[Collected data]
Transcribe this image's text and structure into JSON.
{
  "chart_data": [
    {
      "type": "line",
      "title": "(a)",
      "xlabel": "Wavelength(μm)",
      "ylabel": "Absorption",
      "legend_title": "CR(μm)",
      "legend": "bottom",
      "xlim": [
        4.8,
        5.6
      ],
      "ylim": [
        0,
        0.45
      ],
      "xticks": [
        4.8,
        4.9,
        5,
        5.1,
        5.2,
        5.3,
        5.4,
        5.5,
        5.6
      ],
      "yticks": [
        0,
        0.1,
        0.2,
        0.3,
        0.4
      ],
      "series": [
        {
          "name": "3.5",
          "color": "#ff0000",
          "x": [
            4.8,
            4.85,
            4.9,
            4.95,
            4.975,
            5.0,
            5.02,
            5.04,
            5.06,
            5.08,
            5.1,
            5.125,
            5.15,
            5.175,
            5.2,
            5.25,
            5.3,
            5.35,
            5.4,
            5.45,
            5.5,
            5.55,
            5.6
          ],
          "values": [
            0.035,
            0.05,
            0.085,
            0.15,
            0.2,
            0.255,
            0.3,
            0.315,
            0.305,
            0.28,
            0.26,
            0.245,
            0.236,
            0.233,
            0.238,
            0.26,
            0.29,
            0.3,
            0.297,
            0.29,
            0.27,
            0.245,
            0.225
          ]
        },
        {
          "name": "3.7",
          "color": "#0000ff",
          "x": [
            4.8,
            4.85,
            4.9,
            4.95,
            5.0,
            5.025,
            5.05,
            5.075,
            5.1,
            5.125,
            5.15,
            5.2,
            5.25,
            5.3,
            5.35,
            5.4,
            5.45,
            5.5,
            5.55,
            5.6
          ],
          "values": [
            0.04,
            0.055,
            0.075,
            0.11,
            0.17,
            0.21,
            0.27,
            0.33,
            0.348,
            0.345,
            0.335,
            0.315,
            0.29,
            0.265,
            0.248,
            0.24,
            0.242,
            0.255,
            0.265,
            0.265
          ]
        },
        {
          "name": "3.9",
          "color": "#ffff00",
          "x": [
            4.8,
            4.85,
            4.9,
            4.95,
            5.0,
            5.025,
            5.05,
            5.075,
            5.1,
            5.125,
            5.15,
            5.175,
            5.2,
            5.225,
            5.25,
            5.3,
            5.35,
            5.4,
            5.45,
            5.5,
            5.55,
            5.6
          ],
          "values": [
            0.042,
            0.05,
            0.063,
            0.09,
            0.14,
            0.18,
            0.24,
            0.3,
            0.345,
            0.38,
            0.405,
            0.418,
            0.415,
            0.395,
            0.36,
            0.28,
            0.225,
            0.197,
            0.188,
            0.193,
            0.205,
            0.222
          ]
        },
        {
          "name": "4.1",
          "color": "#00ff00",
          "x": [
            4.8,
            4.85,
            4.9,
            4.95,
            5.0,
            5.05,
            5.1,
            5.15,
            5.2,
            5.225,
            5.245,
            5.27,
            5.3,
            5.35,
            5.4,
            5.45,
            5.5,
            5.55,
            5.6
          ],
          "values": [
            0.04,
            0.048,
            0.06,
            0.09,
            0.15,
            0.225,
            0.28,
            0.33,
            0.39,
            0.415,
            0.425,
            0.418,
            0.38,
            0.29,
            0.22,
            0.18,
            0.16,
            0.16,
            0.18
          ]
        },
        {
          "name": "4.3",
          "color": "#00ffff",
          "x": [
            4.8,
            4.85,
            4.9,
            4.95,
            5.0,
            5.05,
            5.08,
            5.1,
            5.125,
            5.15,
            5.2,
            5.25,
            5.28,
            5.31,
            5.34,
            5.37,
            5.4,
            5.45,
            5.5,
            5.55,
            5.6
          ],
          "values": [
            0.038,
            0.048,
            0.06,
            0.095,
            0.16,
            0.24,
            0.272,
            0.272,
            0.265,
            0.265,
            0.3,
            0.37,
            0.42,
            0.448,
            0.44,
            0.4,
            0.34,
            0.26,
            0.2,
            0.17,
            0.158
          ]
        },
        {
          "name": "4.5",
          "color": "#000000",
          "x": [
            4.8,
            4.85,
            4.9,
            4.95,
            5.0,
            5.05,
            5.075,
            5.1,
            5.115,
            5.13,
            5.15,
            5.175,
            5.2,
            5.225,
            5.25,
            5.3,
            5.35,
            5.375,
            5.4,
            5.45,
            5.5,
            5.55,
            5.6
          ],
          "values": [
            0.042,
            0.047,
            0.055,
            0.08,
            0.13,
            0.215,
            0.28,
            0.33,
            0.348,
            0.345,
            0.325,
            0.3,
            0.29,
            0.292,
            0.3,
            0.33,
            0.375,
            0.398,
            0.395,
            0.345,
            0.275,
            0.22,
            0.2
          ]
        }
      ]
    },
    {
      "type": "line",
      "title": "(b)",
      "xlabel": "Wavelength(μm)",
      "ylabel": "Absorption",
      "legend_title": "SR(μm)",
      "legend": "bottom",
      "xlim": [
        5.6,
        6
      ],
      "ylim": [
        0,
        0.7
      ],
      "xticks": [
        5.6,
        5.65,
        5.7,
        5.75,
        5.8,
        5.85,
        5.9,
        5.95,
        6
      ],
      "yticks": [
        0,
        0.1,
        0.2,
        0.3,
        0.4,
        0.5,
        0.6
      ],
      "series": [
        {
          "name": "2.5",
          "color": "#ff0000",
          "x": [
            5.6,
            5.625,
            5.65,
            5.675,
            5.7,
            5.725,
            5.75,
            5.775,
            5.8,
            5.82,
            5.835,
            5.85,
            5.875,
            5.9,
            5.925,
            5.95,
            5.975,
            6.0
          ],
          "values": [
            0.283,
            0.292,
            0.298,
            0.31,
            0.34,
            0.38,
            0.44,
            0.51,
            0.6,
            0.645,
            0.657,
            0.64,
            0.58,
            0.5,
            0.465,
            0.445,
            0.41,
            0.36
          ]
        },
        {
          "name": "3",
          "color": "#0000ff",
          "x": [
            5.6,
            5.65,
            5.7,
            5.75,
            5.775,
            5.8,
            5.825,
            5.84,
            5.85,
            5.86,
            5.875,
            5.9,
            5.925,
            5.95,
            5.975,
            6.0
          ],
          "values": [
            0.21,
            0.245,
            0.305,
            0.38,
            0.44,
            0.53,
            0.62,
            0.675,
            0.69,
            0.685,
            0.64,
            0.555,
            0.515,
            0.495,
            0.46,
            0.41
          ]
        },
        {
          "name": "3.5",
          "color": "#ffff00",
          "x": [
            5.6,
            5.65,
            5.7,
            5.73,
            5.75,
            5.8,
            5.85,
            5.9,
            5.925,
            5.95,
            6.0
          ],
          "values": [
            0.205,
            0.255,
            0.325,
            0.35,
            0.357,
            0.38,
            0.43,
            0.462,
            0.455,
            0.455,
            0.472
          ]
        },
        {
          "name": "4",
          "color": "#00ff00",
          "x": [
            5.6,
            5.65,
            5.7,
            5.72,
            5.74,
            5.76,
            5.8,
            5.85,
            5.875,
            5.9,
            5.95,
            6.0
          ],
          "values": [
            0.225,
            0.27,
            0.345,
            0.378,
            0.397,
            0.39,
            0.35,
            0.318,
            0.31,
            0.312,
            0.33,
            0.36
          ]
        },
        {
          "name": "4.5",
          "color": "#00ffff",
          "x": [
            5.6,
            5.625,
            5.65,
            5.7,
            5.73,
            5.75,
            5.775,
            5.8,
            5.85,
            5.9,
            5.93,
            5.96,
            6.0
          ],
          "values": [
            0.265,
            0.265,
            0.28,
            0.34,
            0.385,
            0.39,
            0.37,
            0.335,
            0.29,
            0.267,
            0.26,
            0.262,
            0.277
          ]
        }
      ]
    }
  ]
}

--- Task goal ---
All of the lines above must be returned exactly.

--- Response to this task ---
Transcribe this image's text and structure into JSON.
{
  "chart_data": [
    {
      "type": "line",
      "title": "(a)",
      "xlabel": "Wavelength(μm)",
      "ylabel": "Absorption",
      "legend_title": "CR(μm)",
      "legend": "bottom",
      "xlim": [
        4.8,
        5.6
      ],
      "ylim": [
        0,
        0.45
      ],
      "xticks": [
        4.8,
        4.9,
        5,
        5.1,
        5.2,
        5.3,
        5.4,
        5.5,
        5.6
      ],
      "yticks": [
        0,
        0.1,
        0.2,
        0.3,
        0.4
      ],
      "series": [
        {
          "name": "3.5",
          "color": "#ff0000",
          "x": [
            4.8,
            4.85,
            4.9,
            4.95,
            4.975,
            5.0,
            5.02,
            5.04,
            5.06,
            5.08,
            5.1,
            5.125,
            5.15,
            5.175,
            5.2,
            5.25,
            5.3,
            5.35,
            5.4,
            5.45,
            5.5,
            5.55,
            5.6
          ],
          "values": [
            0.035,
            0.05,
            0.085,
            0.15,
            0.2,
            0.255,
            0.3,
            0.315,
            0.305,
            0.28,
            0.26,
            0.245,
            0.236,
            0.233,
            0.238,
            0.26,
            0.29,
            0.3,
            0.297,
            0.29,
            0.27,
            0.245,
            0.225
          ]
        },
        {
          "name": "3.7",
          "color": "#0000ff",
          "x": [
            4.8,
            4.85,
            4.9,
            4.95,
            5.0,
            5.025,
            5.05,
            5.075,
            5.1,
            5.125,
            5.15,
            5.2,
            5.25,
            5.3,
            5.35,
            5.4,
            5.45,
            5.5,
            5.55,
            5.6
          ],
          "values": [
            0.04,
            0.055,
            0.075,
            0.11,
            0.17,
            0.21,
            0.27,
            0.33,
            0.348,
            0.345,
            0.335,
            0.315,
            0.29,
            0.265,
            0.248,
            0.24,
            0.242,
            0.255,
            0.265,
            0.265
          ]
        },
        {
          "name": "3.9",
          "color": "#ffff00",
          "x": [
            4.8,
            4.85,
            4.9,
            4.95,
            5.0,
            5.025,
            5.05,
            5.075,
            5.1,
            5.125,
            5.15,
            5.175,
            5.2,
            5.225,
            5.25,
            5.3,
            5.35,
            5.4,
            5.45,
            5.5,
            5.55,
            5.6
          ],
          "values": [
            0.042,
            0.05,
            0.063,
            0.09,
            0.14,
            0.18,
            0.24,
            0.3,
            0.345,
            0.38,
            0.405,
            0.418,
            0.415,
            0.395,
            0.36,
            0.28,
            0.225,
            0.197,
            0.188,
            0.193,
            0.205,
            0.222
          ]
        },
        {
          "name": "4.1",
          "color": "#00ff00",
          "x": [
            4.8,
            4.85,
            4.9,
            4.95,
            5.0,
            5.05,
            5.1,
            5.15,
            5.2,
            5.225,
            5.245,
            5.27,
            5.3,
            5.35,
            5.4,
            5.45,
            5.5,
            5.55,
            5.6
          ],
          "values": [
            0.04,
            0.048,
            0.06,
            0.09,
            0.15,
            0.225,
            0.28,
            0.33,
            0.39,
            0.415,
            0.425,
            0.418,
            0.38,
            0.29,
            0.22,
            0.18,
            0.16,
            0.16,
            0.18
          ]
        },
        {
          "name": "4.3",
          "color": "#00ffff",
          "x": [
            4.8,
            4.85,
            4.9,
            4.95,
            5.0,
            5.05,
            5.08,
            5.1,
            5.125,
            5.15,
            5.2,
            5.25,
            5.28,
            5.31,
            5.34,
            5.37,
            5.4,
            5.45,
            5.5,
            5.55,
            5.6
          ],
          "values": [
            0.038,
            0.048,
            0.06,
            0.095,
            0.16,
            0.24,
            0.272,
            0.272,
            0.265,
            0.265,
            0.3,
            0.37,
            0.42,
            0.448,
            0.44,
            0.4,
            0.34,
            0.26,
            0.2,
            0.17,
            0.158
          ]
        },
        {
          "name": "4.5",
          "color": "#000000",
          "x": [
            4.8,
            4.85,
            4.9,
            4.95,
            5.0,
            5.05,
            5.075,
            5.1,
            5.115,
            5.13,
            5.15,
            5.175,
            5.2,
            5.225,
            5.25,
            5.3,
            5.35,
            5.375,
            5.4,
            5.45,
            5.5,
            5.55,
            5.6
          ],
          "values": [
            0.042,
            0.047,
            0.055,
            0.08,
            0.13,
            0.215,
            0.28,
            0.33,
            0.348,
            0.345,
            0.325,
            0.3,
            0.29,
            0.292,
            0.3,
            0.33,
            0.375,
            0.398,
            0.395,
            0.345,
            0.275,
            0.22,
            0.2
          ]
        }
      ]
    },
    {
      "type": "line",
      "title": "(b)",
      "xlabel": "Wavelength(μm)",
      "ylabel": "Absorption",
      "legend_title": "SR(μm)",
      "legend": "bottom",
      "xlim": [
        5.6,
        6
      ],
      "ylim": [
        0,
        0.7
      ],
      "xticks": [
        5.6,
        5.65,
        5.7,
        5.75,
        5.8,
        5.85,
        5.9,
        5.95,
        6
      ],
      "yticks": [
        0,
        0.1,
        0.2,
        0.3,
        0.4,
        0.5,
        0.6
      ],
      "series": [
        {
          "name": "2.5",
          "color": "#ff0000",
          "x": [
            5.6,
            5.625,
            5.65,
            5.675,
            5.7,
            5.725,
            5.75,
            5.775,
            5.8,
            5.82,
            5.835,
            5.85,
            5.875,
            5.9,
            5.925,
            5.95,
            5.975,
            6.0
          ],
          "values": [
            0.283,
            0.292,
            0.298,
            0.31,
            0.34,
            0.38,
            0.44,
            0.51,
            0.6,
            0.645,
            0.657,
            0.64,
            0.58,
            0.5,
            0.465,
            0.445,
            0.41,
            0.36
          ]
        },
        {
          "name": "3",
          "color": "#0000ff",
          "x": [
            5.6,
            5.65,
            5.7,
            5.75,
            5.775,
            5.8,
            5.825,
            5.84,
            5.85,
            5.86,
            5.875,
            5.9,
            5.925,
            5.95,
            5.975,
            6.0
          ],
          "values": [
            0.21,
            0.245,
            0.305,
            0.38,
            0.44,
            0.53,
            0.62,
            0.675,
            0.69,
            0.685,
            0.64,
            0.555,
            0.515,
            0.495,
            0.46,
            0.41
          ]
        },
        {
          "name": "3.5",
          "color": "#ffff00",
          "x": [
            5.6,
            5.65,
            5.7,
            5.73,
            5.75,
            5.8,
            5.85,
            5.9,
            5.925,
            5.95,
            6.0
          ],
          "values": [
            0.205,
            0.255,
            0.325,
            0.35,
            0.357,
            0.38,
            0.43,
            0.462,
            0.455,
            0.455,
            0.472
          ]
        },
        {
          "name": "4",
          "color": "#00ff00",
          "x": [
            5.6,
            5.65,
            5.7,
            5.72,
            5.74,
            5.76,
            5.8,
            5.85,
            5.875,
            5.9,
            5.95,
            6.0
          ],
          "values": [
            0.225,
            0.27,
            0.345,
            0.378,
            0.397,
            0.39,
            0.35,
            0.318,
            0.31,
            0.312,
            0.33,
            0.36
          ]
        },
        {
          "name": "4.5",
          "color": "#00ffff",
          "x": [
            5.6,
            5.625,
            5.65,
            5.7,
            5.73,
            5.75,
            5.775,
            5.8,
            5.85,
            5.9,
            5.93,
            5.96,
            6.0
          ],
          "values": [
            0.265,
            0.265,
            0.28,
            0.34,
            0.385,
            0.39,
            0.37,
            0.335,
            0.29,
            0.267,
            0.26,
            0.262,
            0.277
          ]
        }
      ]
    }
  ]
}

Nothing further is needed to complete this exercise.